(Data in this exercise)
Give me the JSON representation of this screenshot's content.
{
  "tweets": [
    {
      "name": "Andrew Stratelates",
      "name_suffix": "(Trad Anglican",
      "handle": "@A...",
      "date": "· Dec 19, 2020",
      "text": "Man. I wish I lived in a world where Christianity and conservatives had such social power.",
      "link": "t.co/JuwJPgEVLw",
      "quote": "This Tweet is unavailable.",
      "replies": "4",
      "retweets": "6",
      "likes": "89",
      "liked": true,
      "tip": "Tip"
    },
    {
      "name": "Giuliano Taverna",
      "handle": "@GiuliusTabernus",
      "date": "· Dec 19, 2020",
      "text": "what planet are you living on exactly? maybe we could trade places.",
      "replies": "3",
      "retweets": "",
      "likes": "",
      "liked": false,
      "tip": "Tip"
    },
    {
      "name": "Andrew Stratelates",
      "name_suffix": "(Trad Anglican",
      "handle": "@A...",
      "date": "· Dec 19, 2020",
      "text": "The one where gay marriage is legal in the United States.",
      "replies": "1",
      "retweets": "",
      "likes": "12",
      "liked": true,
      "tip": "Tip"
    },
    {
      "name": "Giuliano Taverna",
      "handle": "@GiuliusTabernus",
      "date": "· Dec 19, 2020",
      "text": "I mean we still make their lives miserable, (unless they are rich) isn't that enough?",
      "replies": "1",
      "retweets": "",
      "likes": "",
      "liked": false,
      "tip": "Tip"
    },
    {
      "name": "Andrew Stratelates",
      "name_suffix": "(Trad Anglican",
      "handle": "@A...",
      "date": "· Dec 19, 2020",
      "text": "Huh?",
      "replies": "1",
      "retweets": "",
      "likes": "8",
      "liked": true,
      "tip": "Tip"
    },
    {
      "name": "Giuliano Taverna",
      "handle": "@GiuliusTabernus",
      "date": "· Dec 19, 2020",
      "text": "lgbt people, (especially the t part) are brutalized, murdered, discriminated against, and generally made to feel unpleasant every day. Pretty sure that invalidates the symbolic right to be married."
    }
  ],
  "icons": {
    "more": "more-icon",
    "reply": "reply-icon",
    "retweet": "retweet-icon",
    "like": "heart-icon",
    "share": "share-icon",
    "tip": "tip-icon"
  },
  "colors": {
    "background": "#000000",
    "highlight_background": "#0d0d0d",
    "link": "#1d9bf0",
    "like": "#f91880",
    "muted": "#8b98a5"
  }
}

(Exercise goal) Take the entries above and copy them out exactly.

(Result)
Give me the JSON representation of this screenshot's content.
{
  "tweets": [
    {
      "name": "Andrew Stratelates",
      "name_suffix": "(Trad Anglican",
      "handle": "@A...",
      "date": "· Dec 19, 2020",
      "text": "Man. I wish I lived in a world where Christianity and conservatives had such social power.",
      "link": "t.co/JuwJPgEVLw",
      "quote": "This Tweet is unavailable.",
      "replies": "4",
      "retweets": "6",
      "likes": "89",
      "liked": true,
      "tip": "Tip"
    },
    {
      "name": "Giuliano Taverna",
      "handle": "@GiuliusTabernus",
      "date": "· Dec 19, 2020",
      "text": "what planet are you living on exactly? maybe we could trade places.",
      "replies": "3",
      "retweets": "",
      "likes": "",
      "liked": false,
      "tip": "Tip"
    },
    {
      "name": "Andrew Stratelates",
      "name_suffix": "(Trad Anglican",
      "handle": "@A...",
      "date": "· Dec 19, 2020",
      "text": "The one where gay marriage is legal in the United States.",
      "replies": "1",
      "retweets": "",
      "likes": "12",
      "liked": true,
      "tip": "Tip"
    },
    {
      "name": "Giuliano Taverna",
      "handle": "@GiuliusTabernus",
      "date": "· Dec 19, 2020",
      "text": "I mean we still make their lives miserable, (unless they are rich) isn't that enough?",
      "replies": "1",
      "retweets": "",
      "likes": "",
      "liked": false,
      "tip": "Tip"
    },
    {
      "name": "Andrew Stratelates",
      "name_suffix": "(Trad Anglican",
      "handle": "@A...",
      "date": "· Dec 19, 2020",
      "text": "Huh?",
      "replies": "1",
      "retweets": "",
      "likes": "8",
      "liked": true,
      "tip": "Tip"
    },
    {
      "name": "Giuliano Taverna",
      "handle": "@GiuliusTabernus",
      "date": "· Dec 19, 2020",
      "text": "lgbt people, (especially the t part) are brutalized, murdered, discriminated against, and generally made to feel unpleasant every day. Pretty sure that invalidates the symbolic right to be married."
    }
  ],
  "icons": {
    "more": "more-icon",
    "reply": "reply-icon",
    "retweet": "retweet-icon",
    "like": "heart-icon",
    "share": "share-icon",
    "tip": "tip-icon"
  },
  "colors": {
    "background": "#000000",
    "highlight_background": "#0d0d0d",
    "link": "#1d9bf0",
    "like": "#f91880",
    "muted": "#8b98a5"
  }
}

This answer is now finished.